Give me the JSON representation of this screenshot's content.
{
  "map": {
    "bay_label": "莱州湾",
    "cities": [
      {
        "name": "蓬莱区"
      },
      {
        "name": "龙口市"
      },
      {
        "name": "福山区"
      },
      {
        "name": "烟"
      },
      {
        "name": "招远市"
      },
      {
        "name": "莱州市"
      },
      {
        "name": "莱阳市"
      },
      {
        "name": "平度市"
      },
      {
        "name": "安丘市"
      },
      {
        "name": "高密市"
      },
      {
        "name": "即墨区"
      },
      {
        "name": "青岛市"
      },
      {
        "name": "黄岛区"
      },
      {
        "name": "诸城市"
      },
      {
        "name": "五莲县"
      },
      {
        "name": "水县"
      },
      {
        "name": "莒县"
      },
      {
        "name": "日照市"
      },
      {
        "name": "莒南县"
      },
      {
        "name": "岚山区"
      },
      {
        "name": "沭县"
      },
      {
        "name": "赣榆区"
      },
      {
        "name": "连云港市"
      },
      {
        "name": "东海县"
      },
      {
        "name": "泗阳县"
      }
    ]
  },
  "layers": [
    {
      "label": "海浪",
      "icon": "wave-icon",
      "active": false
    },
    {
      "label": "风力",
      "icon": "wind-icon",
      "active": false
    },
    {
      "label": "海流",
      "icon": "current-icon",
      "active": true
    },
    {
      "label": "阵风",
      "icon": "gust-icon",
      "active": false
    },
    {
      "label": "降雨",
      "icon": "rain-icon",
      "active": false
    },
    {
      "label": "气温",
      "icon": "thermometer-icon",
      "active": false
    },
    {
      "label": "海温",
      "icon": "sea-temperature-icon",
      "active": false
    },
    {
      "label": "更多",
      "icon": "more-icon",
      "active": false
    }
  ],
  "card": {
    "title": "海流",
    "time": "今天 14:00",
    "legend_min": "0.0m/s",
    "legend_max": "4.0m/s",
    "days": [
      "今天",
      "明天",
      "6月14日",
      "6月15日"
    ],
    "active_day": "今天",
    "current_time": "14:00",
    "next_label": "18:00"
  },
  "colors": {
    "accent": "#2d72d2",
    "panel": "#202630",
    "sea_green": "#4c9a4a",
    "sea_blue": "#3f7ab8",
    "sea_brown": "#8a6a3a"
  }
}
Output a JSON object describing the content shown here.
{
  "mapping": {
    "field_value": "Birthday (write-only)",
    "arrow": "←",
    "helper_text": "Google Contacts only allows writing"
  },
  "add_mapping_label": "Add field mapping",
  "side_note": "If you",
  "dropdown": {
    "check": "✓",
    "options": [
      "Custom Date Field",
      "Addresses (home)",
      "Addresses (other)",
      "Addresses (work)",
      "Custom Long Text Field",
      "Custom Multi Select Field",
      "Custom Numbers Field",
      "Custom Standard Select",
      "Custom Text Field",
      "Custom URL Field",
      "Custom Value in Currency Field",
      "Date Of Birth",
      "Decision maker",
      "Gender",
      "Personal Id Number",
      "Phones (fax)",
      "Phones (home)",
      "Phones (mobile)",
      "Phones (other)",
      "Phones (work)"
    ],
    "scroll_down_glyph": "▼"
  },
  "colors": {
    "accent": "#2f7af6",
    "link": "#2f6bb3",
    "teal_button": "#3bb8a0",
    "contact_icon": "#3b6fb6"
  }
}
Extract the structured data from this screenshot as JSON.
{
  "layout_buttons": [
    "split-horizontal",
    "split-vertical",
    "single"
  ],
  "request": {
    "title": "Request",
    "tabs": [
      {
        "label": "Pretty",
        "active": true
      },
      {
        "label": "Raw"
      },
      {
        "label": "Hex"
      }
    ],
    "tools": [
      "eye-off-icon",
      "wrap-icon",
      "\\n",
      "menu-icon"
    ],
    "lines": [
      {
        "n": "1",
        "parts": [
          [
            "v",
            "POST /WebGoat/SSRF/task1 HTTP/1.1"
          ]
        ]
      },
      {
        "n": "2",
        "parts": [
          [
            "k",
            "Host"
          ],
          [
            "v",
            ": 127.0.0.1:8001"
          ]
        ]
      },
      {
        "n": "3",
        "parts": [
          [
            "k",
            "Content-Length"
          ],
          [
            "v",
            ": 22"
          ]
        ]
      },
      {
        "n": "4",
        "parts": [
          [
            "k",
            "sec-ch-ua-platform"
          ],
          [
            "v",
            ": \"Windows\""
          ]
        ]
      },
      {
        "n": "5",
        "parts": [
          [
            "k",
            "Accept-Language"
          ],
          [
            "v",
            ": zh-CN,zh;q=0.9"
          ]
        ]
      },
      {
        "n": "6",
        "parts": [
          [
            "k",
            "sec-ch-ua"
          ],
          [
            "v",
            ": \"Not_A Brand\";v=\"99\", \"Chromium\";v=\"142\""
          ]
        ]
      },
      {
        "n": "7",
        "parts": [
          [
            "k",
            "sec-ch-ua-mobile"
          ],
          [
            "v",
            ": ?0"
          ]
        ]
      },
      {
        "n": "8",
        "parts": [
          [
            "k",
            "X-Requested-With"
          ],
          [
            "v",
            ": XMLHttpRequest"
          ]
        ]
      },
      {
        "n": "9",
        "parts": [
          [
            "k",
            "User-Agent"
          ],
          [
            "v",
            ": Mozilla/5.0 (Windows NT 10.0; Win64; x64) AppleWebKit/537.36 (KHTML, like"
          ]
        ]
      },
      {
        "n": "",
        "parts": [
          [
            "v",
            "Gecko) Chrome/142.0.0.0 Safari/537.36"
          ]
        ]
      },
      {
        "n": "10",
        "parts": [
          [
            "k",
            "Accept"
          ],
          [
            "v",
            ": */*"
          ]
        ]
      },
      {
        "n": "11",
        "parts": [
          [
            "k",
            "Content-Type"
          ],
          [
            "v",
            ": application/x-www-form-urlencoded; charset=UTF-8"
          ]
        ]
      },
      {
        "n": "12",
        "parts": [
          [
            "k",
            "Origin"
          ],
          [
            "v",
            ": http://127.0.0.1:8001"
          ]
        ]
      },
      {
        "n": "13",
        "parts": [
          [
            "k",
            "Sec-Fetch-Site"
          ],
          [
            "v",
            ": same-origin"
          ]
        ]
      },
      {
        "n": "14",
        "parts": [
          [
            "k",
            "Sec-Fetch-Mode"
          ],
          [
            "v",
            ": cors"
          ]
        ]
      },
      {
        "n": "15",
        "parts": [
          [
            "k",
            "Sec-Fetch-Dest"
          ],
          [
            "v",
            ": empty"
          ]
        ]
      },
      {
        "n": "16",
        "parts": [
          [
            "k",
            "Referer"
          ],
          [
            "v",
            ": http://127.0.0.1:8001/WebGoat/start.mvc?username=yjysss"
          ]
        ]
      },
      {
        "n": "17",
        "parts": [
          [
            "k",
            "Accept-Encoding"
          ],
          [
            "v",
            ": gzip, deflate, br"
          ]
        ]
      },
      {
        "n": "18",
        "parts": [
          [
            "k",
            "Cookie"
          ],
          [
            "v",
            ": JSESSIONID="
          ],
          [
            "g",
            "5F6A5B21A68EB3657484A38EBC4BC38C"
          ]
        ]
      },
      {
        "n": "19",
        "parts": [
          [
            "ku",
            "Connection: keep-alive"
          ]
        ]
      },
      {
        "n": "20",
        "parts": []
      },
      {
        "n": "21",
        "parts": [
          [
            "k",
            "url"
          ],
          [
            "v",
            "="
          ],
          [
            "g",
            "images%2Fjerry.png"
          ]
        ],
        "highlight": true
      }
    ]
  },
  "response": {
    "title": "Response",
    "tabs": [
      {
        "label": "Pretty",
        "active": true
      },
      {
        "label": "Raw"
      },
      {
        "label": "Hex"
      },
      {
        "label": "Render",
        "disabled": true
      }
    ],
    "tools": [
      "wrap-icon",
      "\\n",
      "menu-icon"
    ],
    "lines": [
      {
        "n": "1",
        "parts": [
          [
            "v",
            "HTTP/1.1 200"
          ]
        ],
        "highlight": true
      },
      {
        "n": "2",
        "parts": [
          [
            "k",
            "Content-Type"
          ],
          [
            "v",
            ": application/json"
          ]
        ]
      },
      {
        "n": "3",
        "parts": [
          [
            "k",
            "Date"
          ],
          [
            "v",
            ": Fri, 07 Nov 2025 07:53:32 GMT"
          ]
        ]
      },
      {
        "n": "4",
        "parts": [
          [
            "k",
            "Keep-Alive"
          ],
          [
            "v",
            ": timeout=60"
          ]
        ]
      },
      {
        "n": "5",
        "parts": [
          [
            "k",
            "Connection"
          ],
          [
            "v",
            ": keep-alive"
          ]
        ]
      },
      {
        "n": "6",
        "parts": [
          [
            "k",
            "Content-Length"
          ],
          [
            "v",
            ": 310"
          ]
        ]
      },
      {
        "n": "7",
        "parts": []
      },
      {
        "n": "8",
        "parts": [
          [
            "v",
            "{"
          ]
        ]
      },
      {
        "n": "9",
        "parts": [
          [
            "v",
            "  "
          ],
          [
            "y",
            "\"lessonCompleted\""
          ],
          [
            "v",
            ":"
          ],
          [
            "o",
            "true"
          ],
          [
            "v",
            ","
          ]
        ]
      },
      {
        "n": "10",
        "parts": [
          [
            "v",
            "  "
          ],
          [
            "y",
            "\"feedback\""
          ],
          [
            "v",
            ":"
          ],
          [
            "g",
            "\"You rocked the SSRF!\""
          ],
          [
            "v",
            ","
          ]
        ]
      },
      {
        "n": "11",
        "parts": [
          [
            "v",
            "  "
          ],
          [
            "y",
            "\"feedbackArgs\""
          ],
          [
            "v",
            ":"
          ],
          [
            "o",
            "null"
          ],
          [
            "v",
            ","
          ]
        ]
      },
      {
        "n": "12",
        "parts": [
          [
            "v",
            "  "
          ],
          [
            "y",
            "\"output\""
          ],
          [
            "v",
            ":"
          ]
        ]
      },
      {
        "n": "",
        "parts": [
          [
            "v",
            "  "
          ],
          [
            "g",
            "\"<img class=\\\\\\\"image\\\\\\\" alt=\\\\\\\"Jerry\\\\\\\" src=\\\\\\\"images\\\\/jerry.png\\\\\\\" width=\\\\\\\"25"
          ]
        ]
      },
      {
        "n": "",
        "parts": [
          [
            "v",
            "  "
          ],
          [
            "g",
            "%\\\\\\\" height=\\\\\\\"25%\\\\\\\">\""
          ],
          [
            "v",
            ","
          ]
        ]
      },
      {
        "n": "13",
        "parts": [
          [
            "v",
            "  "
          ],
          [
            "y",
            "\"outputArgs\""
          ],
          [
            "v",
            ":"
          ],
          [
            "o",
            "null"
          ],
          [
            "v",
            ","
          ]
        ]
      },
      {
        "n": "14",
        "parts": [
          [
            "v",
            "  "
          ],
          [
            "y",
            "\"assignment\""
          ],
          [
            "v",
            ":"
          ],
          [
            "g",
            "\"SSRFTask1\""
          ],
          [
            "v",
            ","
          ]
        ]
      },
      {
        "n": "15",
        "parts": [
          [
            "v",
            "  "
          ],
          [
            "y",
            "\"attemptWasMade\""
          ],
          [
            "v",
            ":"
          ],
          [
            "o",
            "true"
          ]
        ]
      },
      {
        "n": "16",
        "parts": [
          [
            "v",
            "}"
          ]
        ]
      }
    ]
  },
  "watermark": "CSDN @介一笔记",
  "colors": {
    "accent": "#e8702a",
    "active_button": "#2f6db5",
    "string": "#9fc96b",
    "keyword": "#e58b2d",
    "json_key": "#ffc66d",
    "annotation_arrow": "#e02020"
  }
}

■ **Task brief**:
Every line of the records that includes the word "images" should be gathered.

■ **Result**:
            "images%2Fjerry.png"
            "\"<img class=\\\\\\\"image\\\\\\\" alt=\\\\\\\"Jerry\\\\\\\" src=\\\\\\\"images\\\\/jerry.png\\\\\\\" width=\\\\\\\"25"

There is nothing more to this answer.